## THE PROBLEM
Can you write out the whole listing exactly?

## MATERIAL SUPPLIED
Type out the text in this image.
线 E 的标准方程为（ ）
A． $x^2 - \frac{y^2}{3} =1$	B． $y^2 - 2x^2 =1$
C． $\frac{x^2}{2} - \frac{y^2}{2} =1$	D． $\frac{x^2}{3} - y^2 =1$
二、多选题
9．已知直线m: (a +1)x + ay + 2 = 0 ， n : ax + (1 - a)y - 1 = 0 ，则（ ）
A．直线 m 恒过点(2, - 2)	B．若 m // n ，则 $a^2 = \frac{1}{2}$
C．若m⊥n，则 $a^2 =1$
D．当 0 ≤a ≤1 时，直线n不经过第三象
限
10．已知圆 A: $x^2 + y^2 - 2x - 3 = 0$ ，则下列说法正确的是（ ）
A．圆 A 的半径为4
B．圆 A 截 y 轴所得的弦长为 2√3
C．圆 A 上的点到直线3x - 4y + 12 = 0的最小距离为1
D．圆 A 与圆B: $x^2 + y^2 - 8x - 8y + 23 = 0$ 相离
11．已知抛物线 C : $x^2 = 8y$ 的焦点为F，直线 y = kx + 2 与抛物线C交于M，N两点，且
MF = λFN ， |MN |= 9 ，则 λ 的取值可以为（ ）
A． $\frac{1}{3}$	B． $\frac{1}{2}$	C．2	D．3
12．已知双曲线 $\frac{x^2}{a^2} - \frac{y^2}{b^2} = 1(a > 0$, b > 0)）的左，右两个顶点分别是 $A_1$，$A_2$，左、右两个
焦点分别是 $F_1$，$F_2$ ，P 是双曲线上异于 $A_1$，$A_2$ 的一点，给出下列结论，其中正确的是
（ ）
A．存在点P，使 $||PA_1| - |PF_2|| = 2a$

## THE SOLUTION
Type out the text in this image.
线 E 的标准方程为（ ）
A． $x^2 - \frac{y^2}{3} =1$	B． $y^2 - 2x^2 =1$
C． $\frac{x^2}{2} - \frac{y^2}{2} =1$	D． $\frac{x^2}{3} - y^2 =1$
二、多选题
9．已知直线m: (a +1)x + ay + 2 = 0 ， n : ax + (1 - a)y - 1 = 0 ，则（ ）
A．直线 m 恒过点(2, - 2)	B．若 m // n ，则 $a^2 = \frac{1}{2}$
C．若m⊥n，则 $a^2 =1$
D．当 0 ≤a ≤1 时，直线n不经过第三象
限
10．已知圆 A: $x^2 + y^2 - 2x - 3 = 0$ ，则下列说法正确的是（ ）
A．圆 A 的半径为4
B．圆 A 截 y 轴所得的弦长为 2√3
C．圆 A 上的点到直线3x - 4y + 12 = 0的最小距离为1
D．圆 A 与圆B: $x^2 + y^2 - 8x - 8y + 23 = 0$ 相离
11．已知抛物线 C : $x^2 = 8y$ 的焦点为F，直线 y = kx + 2 与抛物线C交于M，N两点，且
MF = λFN ， |MN |= 9 ，则 λ 的取值可以为（ ）
A． $\frac{1}{3}$	B． $\frac{1}{2}$	C．2	D．3
12．已知双曲线 $\frac{x^2}{a^2} - \frac{y^2}{b^2} = 1(a > 0$, b > 0)）的左，右两个顶点分别是 $A_1$，$A_2$，左、右两个
焦点分别是 $F_1$，$F_2$ ，P 是双曲线上异于 $A_1$，$A_2$ 的一点，给出下列结论，其中正确的是
（ ）
A．存在点P，使 $||PA_1| - |PF_2|| = 2a$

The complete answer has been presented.